MATERIAL SHOWN>
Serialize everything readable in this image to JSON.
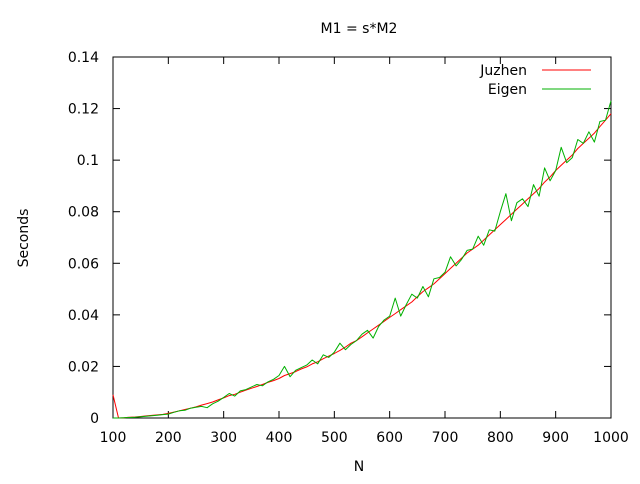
{
  "chart_data": {
    "type": "line",
    "title": "M1 = s*M2",
    "xlabel": "N",
    "ylabel": "Seconds",
    "xlim": [
      100,
      1000
    ],
    "ylim": [
      0,
      0.14
    ],
    "xticks": [
      100,
      200,
      300,
      400,
      500,
      600,
      700,
      800,
      900,
      1000
    ],
    "yticks": [
      0,
      0.02,
      0.04,
      0.06,
      0.08,
      0.1,
      0.12,
      0.14
    ],
    "xtick_labels": [
      "100",
      "200",
      "300",
      "400",
      "500",
      "600",
      "700",
      "800",
      "900",
      "1000"
    ],
    "ytick_labels": [
      "0",
      "0.02",
      "0.04",
      "0.06",
      "0.08",
      "0.1",
      "0.12",
      "0.14"
    ],
    "grid": false,
    "legend_position": "top-right",
    "x": [
      100,
      110,
      120,
      130,
      140,
      150,
      160,
      170,
      180,
      190,
      200,
      210,
      220,
      230,
      240,
      250,
      260,
      270,
      280,
      290,
      300,
      310,
      320,
      330,
      340,
      350,
      360,
      370,
      380,
      390,
      400,
      410,
      420,
      430,
      440,
      450,
      460,
      470,
      480,
      490,
      500,
      510,
      520,
      530,
      540,
      550,
      560,
      570,
      580,
      590,
      600,
      610,
      620,
      630,
      640,
      650,
      660,
      670,
      680,
      690,
      700,
      710,
      720,
      730,
      740,
      750,
      760,
      770,
      780,
      790,
      800,
      810,
      820,
      830,
      840,
      850,
      860,
      870,
      880,
      890,
      900,
      910,
      920,
      930,
      940,
      950,
      960,
      970,
      980,
      990,
      1000
    ],
    "series": [
      {
        "name": "Juzhen",
        "color": "#ff0000",
        "values": [
          0.009,
          0.0,
          0.0001,
          0.0003,
          0.0004,
          0.0006,
          0.0008,
          0.001,
          0.0012,
          0.0014,
          0.0018,
          0.0023,
          0.0028,
          0.0033,
          0.0038,
          0.0043,
          0.005,
          0.0056,
          0.0062,
          0.007,
          0.0078,
          0.0087,
          0.0092,
          0.01,
          0.0108,
          0.0115,
          0.0122,
          0.013,
          0.0138,
          0.0145,
          0.0153,
          0.0165,
          0.0172,
          0.018,
          0.019,
          0.0198,
          0.021,
          0.0218,
          0.023,
          0.024,
          0.025,
          0.0262,
          0.0275,
          0.029,
          0.03,
          0.0315,
          0.033,
          0.0345,
          0.036,
          0.0375,
          0.039,
          0.0405,
          0.042,
          0.0435,
          0.045,
          0.047,
          0.049,
          0.0505,
          0.052,
          0.054,
          0.056,
          0.058,
          0.06,
          0.062,
          0.064,
          0.0655,
          0.067,
          0.069,
          0.071,
          0.073,
          0.075,
          0.077,
          0.079,
          0.081,
          0.083,
          0.085,
          0.087,
          0.089,
          0.0915,
          0.0935,
          0.096,
          0.098,
          0.1,
          0.102,
          0.1045,
          0.1065,
          0.1085,
          0.1105,
          0.113,
          0.1155,
          0.118
        ]
      },
      {
        "name": "Eigen",
        "color": "#00b000",
        "values": [
          0.0,
          0.0,
          0.0001,
          0.0002,
          0.0003,
          0.0005,
          0.0007,
          0.0009,
          0.0011,
          0.0013,
          0.0015,
          0.0022,
          0.0028,
          0.003,
          0.0038,
          0.0042,
          0.0045,
          0.004,
          0.0055,
          0.0065,
          0.008,
          0.0095,
          0.0085,
          0.0105,
          0.011,
          0.012,
          0.013,
          0.0125,
          0.014,
          0.015,
          0.0165,
          0.02,
          0.016,
          0.0185,
          0.0195,
          0.0205,
          0.0225,
          0.021,
          0.0245,
          0.0235,
          0.0255,
          0.029,
          0.0265,
          0.0285,
          0.03,
          0.0325,
          0.034,
          0.031,
          0.0355,
          0.038,
          0.0395,
          0.0465,
          0.0395,
          0.044,
          0.048,
          0.0465,
          0.051,
          0.047,
          0.054,
          0.0545,
          0.0565,
          0.0625,
          0.059,
          0.0615,
          0.065,
          0.0655,
          0.0705,
          0.067,
          0.073,
          0.0725,
          0.08,
          0.087,
          0.0765,
          0.0835,
          0.085,
          0.082,
          0.0905,
          0.086,
          0.097,
          0.092,
          0.096,
          0.105,
          0.099,
          0.101,
          0.108,
          0.1065,
          0.111,
          0.107,
          0.115,
          0.1155,
          0.123
        ]
      }
    ]
  }
}
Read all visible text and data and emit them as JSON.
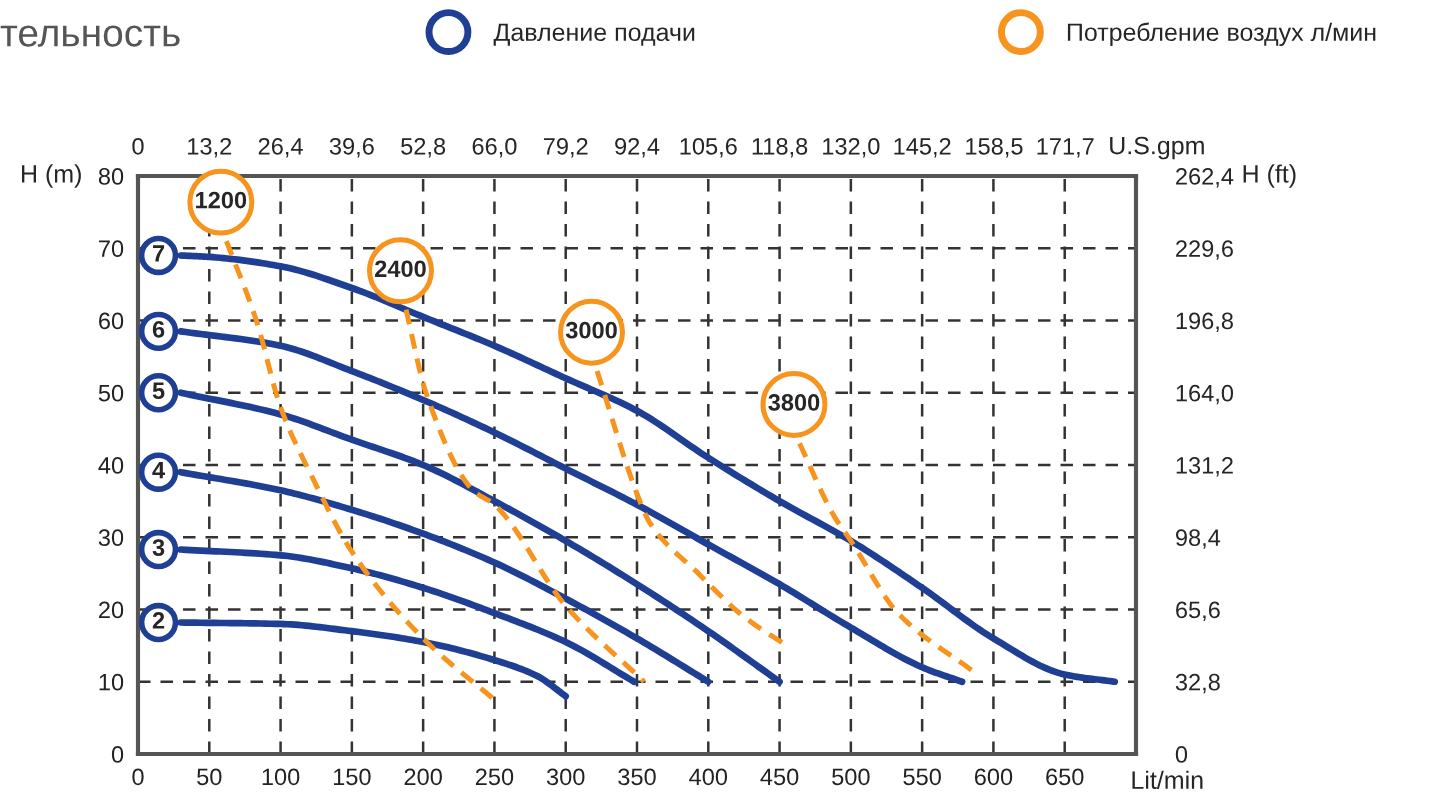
{
  "chart_data": {
    "type": "line",
    "title": "тельность",
    "xlabel": "Lit/min",
    "ylabel": "H (m)",
    "y2label": "H (ft)",
    "x2label": "U.S.gpm",
    "xlim": [
      0,
      700
    ],
    "xticks": [
      0,
      50,
      100,
      150,
      200,
      250,
      300,
      350,
      400,
      450,
      500,
      550,
      600,
      650
    ],
    "ylim": [
      0,
      80
    ],
    "yticks": [
      0,
      10,
      20,
      30,
      40,
      50,
      60,
      70,
      80
    ],
    "x2lim": [
      0,
      184.8
    ],
    "x2ticks": [
      0,
      {
        "value": 13.2,
        "label": "13,2"
      },
      {
        "value": 26.4,
        "label": "26,4"
      },
      {
        "value": 39.6,
        "label": "39,6"
      },
      {
        "value": 52.8,
        "label": "52,8"
      },
      {
        "value": 66.0,
        "label": "66,0"
      },
      {
        "value": 79.2,
        "label": "79,2"
      },
      {
        "value": 92.4,
        "label": "92,4"
      },
      {
        "value": 105.6,
        "label": "105,6"
      },
      {
        "value": 118.8,
        "label": "118,8"
      },
      {
        "value": 132.0,
        "label": "132,0"
      },
      {
        "value": 145.2,
        "label": "145,2"
      },
      {
        "value": 158.5,
        "label": "158,5"
      },
      {
        "value": 171.7,
        "label": "171,7"
      }
    ],
    "y2lim": [
      0,
      262.4
    ],
    "y2ticks": [
      0,
      {
        "value": 32.8,
        "label": "32,8"
      },
      {
        "value": 65.6,
        "label": "65,6"
      },
      {
        "value": 98.4,
        "label": "98,4"
      },
      {
        "value": 131.2,
        "label": "131,2"
      },
      {
        "value": 164.0,
        "label": "164,0"
      },
      {
        "value": 196.8,
        "label": "196,8"
      },
      {
        "value": 229.6,
        "label": "229,6"
      },
      {
        "value": 262.4,
        "label": "262,4"
      }
    ],
    "grid": true,
    "legend": "top",
    "marker": "none",
    "annotations": [
      "Давление подачи",
      "Потребление воздух л/мин"
    ],
    "series": [
      {
        "name": "7",
        "color": "#1f3f94",
        "line_style": "solid",
        "x": [
          30,
          50,
          100,
          150,
          200,
          250,
          300,
          350,
          400,
          450,
          500,
          550,
          600,
          650,
          685
        ],
        "values": [
          69,
          68.8,
          67.5,
          64.5,
          60.5,
          56.5,
          52,
          47.5,
          41,
          35,
          29.5,
          23,
          16,
          11,
          10
        ]
      },
      {
        "name": "6",
        "color": "#1f3f94",
        "line_style": "solid",
        "x": [
          30,
          100,
          150,
          200,
          250,
          300,
          350,
          400,
          450,
          500,
          550,
          578
        ],
        "values": [
          58.5,
          56.5,
          53,
          49,
          44.5,
          39.5,
          34.5,
          29,
          23.5,
          17.5,
          12,
          10
        ]
      },
      {
        "name": "5",
        "color": "#1f3f94",
        "line_style": "solid",
        "x": [
          30,
          100,
          150,
          200,
          250,
          300,
          350,
          400,
          450
        ],
        "values": [
          50,
          47,
          43.5,
          40,
          35,
          29.5,
          23.5,
          17,
          10
        ]
      },
      {
        "name": "4",
        "color": "#1f3f94",
        "line_style": "solid",
        "x": [
          30,
          100,
          150,
          200,
          250,
          300,
          350,
          400
        ],
        "values": [
          39,
          36.5,
          33.8,
          30.5,
          26.5,
          21.5,
          16,
          10
        ]
      },
      {
        "name": "3",
        "color": "#1f3f94",
        "line_style": "solid",
        "x": [
          30,
          100,
          150,
          200,
          250,
          300,
          348
        ],
        "values": [
          28.3,
          27.5,
          25.7,
          23,
          19.5,
          15.5,
          10
        ]
      },
      {
        "name": "2",
        "color": "#1f3f94",
        "line_style": "solid",
        "x": [
          30,
          100,
          150,
          200,
          250,
          280,
          300
        ],
        "values": [
          18.2,
          18,
          17,
          15.5,
          13,
          10.8,
          8
        ]
      },
      {
        "name": "1200",
        "color": "#f7941d",
        "line_style": "dashed",
        "x": [
          62,
          83,
          100,
          123,
          150,
          200,
          250
        ],
        "values": [
          71,
          60,
          48,
          38,
          28,
          16,
          7.5
        ]
      },
      {
        "name": "2400",
        "color": "#f7941d",
        "line_style": "dashed",
        "x": [
          188,
          202,
          235,
          250,
          300,
          355
        ],
        "values": [
          61.5,
          50,
          36.5,
          34.5,
          20.5,
          10
        ]
      },
      {
        "name": "3000",
        "color": "#f7941d",
        "line_style": "dashed",
        "x": [
          322,
          352,
          359,
          393,
          425,
          455
        ],
        "values": [
          53,
          35,
          32,
          25,
          19,
          15
        ]
      },
      {
        "name": "3800",
        "color": "#f7941d",
        "line_style": "dashed",
        "x": [
          464,
          488,
          500,
          533,
          586
        ],
        "values": [
          43,
          33,
          29.5,
          19.5,
          11.4
        ]
      }
    ]
  }
}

EXERCISE REQUIREMENTS> Say how many lines have the string "name" in them, offering no words beyond the number.

RESULT OF THE TASK> 12